Records for this exercise:
=-=-=-=-=
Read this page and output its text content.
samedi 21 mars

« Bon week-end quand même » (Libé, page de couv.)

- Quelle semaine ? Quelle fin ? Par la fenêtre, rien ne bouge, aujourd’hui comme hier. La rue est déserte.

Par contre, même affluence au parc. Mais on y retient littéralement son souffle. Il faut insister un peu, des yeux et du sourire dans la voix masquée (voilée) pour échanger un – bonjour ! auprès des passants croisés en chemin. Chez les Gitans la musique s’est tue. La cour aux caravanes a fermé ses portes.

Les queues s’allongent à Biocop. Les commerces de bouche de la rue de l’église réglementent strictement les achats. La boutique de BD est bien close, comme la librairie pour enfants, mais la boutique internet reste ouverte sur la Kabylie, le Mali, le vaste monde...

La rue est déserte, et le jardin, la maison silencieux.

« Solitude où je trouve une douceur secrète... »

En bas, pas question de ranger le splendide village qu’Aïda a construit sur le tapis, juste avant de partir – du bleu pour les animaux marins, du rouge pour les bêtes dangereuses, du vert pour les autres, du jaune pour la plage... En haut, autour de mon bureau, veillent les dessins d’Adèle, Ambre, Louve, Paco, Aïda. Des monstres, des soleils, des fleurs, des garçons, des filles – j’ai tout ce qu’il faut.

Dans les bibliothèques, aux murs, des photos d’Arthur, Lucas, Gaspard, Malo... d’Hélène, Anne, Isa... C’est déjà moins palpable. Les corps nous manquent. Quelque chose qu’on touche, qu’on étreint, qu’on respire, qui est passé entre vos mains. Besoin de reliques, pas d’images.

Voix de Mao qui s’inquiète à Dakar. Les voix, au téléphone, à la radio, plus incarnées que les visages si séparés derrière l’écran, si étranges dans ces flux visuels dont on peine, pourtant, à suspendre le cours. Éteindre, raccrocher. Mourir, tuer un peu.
=-=-=-=-=
What is asked: Identify each line holding the string "page", and copy it out.

Solution to the exercise:
Read this page and output its text content.
« Bon week-end quand même » (Libé, page de couv.)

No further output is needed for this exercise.